Selasa, 18 November 2014

Membaca Visi Pendidikan dan Kebudayaan Jokowi

Membaca Visi Pendidikan dan Kebudayaan Jokowi

Junaidi Abdul Munif  ;   Direktur el-Wahid Center, Semarang
MEDIA INDONESIA, 17 November 2014

                                                                                                                       


PRESIDEN Joko Widodo telah `memangkas' Kemendikbud menjadi Kementerian Kebudayaan Pendidikan Dasar dan Menengah (Anies Baswedan) dan menggabung Kementerian Riset, Teknologi, dan Perguruan Tinggi (Mohammad Nasir). Nomenklatur baru itu akan membawa konsekuensi dunia pendidikan berjalan pada dua arah. Pendidikan dasar dan menengah tetap berada jalur kebudayaan, sementara pendidikan tinggi diarahkan memiliki korelasi dengan riset dan teknologi.

Dipertahankannya nomenklatur kebudayaan untuk Kemendikbud-Dikdasmen, tapi tidak untuk Kementerian Riset dan Dikti, menuai banyak kritik dari budayawan dan intelektual. Menurut mereka, kebudayaan bermakna luas, tidak semata berurusan dengan produk material, tetapi mencakup banyak aspek; mental, spirit, identitas, dan karakter manusia Indonesia. Daoed Joesoef (Kompas, 7/10) menyesalkan penghapusan kebudayaan dari pendidikan tinggi seraya mempertanyakan nasib fakultas ilmu budaya dan PT yang secara khusus mengajarkan rumpun ilmu budaya dan seni.

(Catatan dari sumber data)
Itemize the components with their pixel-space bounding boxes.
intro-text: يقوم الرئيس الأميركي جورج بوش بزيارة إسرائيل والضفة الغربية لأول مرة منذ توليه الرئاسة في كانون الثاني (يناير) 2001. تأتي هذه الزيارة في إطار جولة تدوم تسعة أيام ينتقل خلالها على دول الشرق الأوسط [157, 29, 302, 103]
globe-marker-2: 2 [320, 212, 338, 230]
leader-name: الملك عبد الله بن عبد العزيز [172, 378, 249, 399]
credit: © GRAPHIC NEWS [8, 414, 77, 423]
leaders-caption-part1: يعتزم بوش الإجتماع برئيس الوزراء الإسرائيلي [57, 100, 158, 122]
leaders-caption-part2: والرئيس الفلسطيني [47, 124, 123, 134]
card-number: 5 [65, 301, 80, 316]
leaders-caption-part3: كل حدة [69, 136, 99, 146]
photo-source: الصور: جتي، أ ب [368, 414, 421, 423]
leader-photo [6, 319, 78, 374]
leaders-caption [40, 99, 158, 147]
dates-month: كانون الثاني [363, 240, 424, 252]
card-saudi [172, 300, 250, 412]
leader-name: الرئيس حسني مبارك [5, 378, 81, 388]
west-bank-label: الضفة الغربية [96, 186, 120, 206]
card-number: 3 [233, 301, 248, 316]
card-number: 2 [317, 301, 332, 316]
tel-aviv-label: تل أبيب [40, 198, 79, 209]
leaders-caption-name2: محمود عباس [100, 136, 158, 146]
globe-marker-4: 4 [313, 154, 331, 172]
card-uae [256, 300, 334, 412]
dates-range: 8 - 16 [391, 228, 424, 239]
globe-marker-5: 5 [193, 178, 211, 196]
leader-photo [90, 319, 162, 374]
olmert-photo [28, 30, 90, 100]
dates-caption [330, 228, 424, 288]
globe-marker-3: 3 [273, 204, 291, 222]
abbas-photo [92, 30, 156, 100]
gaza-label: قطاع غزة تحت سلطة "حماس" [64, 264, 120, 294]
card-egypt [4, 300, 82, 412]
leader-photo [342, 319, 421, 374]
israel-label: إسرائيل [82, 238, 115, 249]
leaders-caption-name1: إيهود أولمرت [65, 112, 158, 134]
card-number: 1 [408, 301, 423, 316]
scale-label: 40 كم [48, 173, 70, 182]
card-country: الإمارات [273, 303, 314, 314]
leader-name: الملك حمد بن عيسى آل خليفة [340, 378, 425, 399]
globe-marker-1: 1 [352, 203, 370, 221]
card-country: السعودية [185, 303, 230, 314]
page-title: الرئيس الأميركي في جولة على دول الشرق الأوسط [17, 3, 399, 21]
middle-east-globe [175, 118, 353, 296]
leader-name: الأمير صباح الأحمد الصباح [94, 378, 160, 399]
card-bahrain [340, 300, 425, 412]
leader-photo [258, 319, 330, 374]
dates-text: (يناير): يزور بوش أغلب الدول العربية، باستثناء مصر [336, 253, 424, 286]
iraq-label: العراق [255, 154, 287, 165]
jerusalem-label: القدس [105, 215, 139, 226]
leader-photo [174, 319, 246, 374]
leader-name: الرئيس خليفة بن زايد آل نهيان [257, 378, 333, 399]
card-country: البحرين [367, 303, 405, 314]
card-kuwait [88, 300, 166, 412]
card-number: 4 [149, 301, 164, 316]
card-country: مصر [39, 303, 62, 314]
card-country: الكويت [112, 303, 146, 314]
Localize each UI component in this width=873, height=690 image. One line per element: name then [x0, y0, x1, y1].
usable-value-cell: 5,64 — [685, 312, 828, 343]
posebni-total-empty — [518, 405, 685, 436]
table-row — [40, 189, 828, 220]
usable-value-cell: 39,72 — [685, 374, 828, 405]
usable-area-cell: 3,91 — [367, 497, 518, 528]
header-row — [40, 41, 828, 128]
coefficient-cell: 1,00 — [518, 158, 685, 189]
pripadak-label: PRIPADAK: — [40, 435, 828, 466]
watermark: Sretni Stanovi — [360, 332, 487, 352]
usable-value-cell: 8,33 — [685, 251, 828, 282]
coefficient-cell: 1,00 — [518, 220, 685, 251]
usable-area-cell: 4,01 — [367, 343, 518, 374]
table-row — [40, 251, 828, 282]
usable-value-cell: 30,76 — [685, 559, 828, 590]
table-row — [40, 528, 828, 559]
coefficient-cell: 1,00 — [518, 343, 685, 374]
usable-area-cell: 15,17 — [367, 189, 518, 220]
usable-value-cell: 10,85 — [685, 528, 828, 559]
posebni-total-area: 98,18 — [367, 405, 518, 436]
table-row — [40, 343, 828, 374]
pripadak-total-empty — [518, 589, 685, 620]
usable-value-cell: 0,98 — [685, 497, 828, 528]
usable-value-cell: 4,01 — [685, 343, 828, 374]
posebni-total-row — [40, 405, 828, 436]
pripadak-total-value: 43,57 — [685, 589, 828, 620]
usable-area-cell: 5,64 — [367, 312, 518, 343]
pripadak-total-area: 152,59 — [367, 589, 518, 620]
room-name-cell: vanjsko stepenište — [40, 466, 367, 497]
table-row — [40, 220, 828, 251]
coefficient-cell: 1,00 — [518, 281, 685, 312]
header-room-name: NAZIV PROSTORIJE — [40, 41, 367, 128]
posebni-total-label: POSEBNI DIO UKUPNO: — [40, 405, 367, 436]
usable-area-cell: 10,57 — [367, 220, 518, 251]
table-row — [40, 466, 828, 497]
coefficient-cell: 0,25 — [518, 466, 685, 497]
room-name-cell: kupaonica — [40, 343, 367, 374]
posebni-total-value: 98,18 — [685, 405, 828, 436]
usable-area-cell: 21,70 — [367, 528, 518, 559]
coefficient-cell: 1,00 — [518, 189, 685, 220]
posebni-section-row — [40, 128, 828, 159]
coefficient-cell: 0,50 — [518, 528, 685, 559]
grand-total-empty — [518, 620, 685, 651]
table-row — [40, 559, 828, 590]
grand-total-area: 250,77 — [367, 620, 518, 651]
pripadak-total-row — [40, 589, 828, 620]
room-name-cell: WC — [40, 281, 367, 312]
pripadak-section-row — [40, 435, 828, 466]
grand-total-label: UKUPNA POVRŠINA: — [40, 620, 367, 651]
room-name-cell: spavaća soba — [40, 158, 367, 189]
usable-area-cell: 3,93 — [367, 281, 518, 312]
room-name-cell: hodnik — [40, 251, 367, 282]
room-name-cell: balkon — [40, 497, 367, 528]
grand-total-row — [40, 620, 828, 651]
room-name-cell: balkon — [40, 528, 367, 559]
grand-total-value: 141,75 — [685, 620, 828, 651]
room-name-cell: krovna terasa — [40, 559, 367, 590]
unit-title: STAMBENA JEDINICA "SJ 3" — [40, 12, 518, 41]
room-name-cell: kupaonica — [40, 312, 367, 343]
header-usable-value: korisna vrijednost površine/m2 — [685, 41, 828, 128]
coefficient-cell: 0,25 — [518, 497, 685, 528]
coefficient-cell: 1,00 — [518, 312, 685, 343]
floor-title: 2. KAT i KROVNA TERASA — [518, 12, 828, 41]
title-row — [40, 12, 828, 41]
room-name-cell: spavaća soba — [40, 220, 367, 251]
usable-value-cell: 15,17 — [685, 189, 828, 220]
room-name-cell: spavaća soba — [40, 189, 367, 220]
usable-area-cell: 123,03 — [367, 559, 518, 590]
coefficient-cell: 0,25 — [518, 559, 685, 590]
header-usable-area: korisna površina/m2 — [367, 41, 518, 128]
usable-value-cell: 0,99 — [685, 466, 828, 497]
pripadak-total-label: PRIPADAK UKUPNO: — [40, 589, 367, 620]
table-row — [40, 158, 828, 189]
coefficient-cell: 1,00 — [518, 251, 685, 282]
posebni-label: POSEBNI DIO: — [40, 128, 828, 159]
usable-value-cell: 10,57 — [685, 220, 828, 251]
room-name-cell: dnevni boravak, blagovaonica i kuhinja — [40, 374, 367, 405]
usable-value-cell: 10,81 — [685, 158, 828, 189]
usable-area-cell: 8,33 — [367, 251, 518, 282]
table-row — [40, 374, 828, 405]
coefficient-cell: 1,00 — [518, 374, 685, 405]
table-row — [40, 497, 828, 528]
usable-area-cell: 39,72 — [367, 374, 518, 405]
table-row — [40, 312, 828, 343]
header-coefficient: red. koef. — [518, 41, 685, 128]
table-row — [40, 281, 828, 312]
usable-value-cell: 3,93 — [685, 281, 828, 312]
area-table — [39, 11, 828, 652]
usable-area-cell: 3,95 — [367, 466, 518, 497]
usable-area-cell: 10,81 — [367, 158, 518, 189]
--
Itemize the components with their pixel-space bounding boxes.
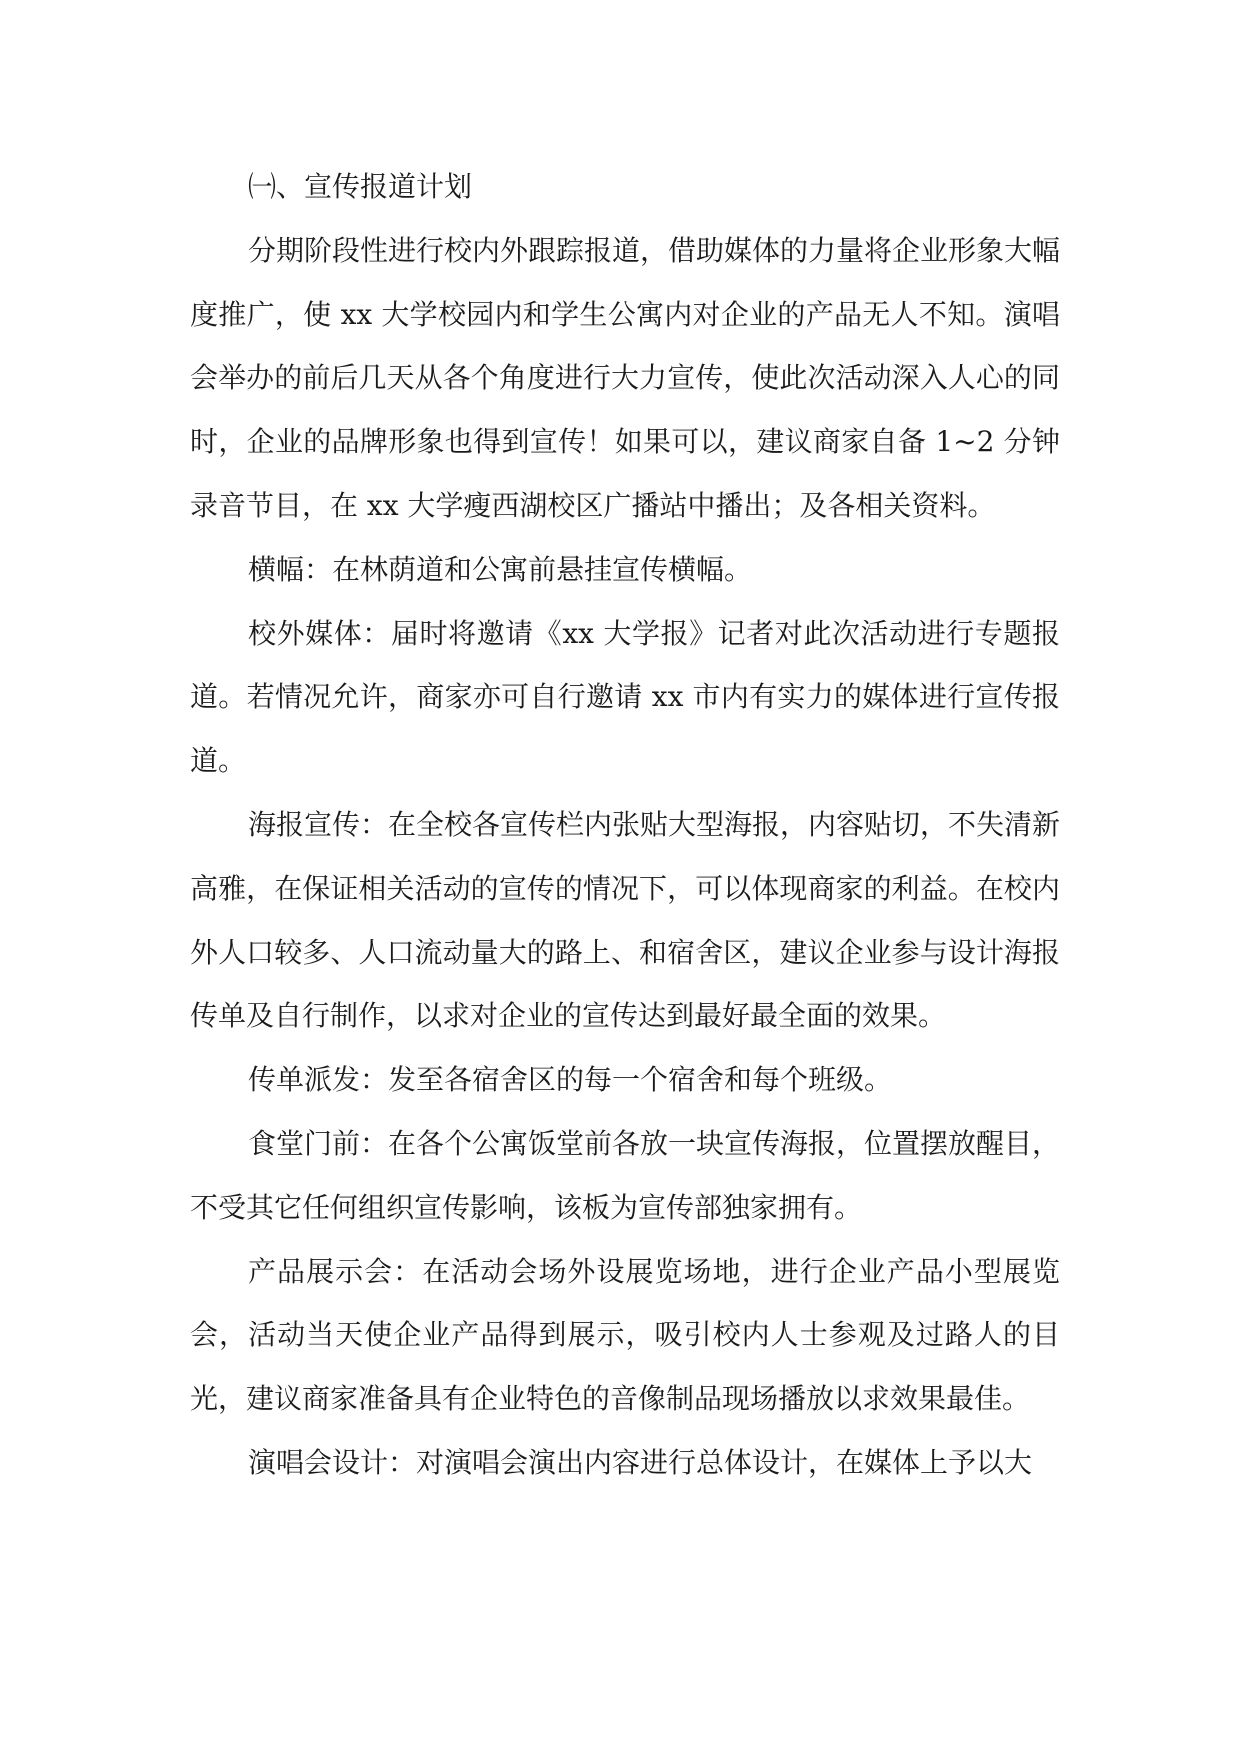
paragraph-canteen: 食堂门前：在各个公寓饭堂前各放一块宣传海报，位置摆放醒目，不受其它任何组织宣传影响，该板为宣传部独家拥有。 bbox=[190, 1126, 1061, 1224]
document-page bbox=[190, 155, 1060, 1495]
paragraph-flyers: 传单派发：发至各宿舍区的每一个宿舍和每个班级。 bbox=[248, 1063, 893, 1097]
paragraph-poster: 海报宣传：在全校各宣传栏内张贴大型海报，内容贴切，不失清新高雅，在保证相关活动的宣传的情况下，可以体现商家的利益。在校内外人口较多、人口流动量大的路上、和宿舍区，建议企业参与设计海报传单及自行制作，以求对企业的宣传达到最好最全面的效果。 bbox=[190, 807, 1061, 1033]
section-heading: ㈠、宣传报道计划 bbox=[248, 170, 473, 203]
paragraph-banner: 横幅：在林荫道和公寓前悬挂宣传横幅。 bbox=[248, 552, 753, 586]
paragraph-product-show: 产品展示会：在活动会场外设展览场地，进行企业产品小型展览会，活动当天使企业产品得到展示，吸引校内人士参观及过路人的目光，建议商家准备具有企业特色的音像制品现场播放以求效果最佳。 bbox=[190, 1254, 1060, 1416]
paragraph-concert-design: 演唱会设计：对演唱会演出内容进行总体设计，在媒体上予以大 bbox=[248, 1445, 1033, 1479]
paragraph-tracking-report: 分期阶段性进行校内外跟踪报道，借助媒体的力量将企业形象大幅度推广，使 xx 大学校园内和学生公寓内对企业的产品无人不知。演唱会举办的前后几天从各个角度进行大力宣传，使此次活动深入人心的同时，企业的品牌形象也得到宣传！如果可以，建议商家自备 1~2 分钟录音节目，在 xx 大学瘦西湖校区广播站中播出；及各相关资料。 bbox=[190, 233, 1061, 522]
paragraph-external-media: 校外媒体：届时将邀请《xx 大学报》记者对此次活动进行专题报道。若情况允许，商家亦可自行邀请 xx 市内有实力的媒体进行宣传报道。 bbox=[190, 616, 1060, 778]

Tugas Anda:
Salin kata demi kata bagian artikel tentang visi pendidikan dan kebudayaan Jokowi, seluruhnya mulai dari "Junaidi Abdul Munif" hingga "riset dan teknologi.". Catatan tersebut sama sekali tidak digunakan di sini.

Jawaban:
Junaidi Abdul Munif  ;   Direktur el-Wahid Center, Semarang
MEDIA INDONESIA, 17 November 2014

                                                                                                                       


PRESIDEN Joko Widodo telah `memangkas' Kemendikbud menjadi Kementerian Kebudayaan Pendidikan Dasar dan Menengah (Anies Baswedan) dan menggabung Kementerian Riset, Teknologi, dan Perguruan Tinggi (Mohammad Nasir). Nomenklatur baru itu akan membawa konsekuensi dunia pendidikan berjalan pada dua arah. Pendidikan dasar dan menengah tetap berada jalur kebudayaan, sementara pendidikan tinggi diarahkan memiliki korelasi dengan riset dan teknologi.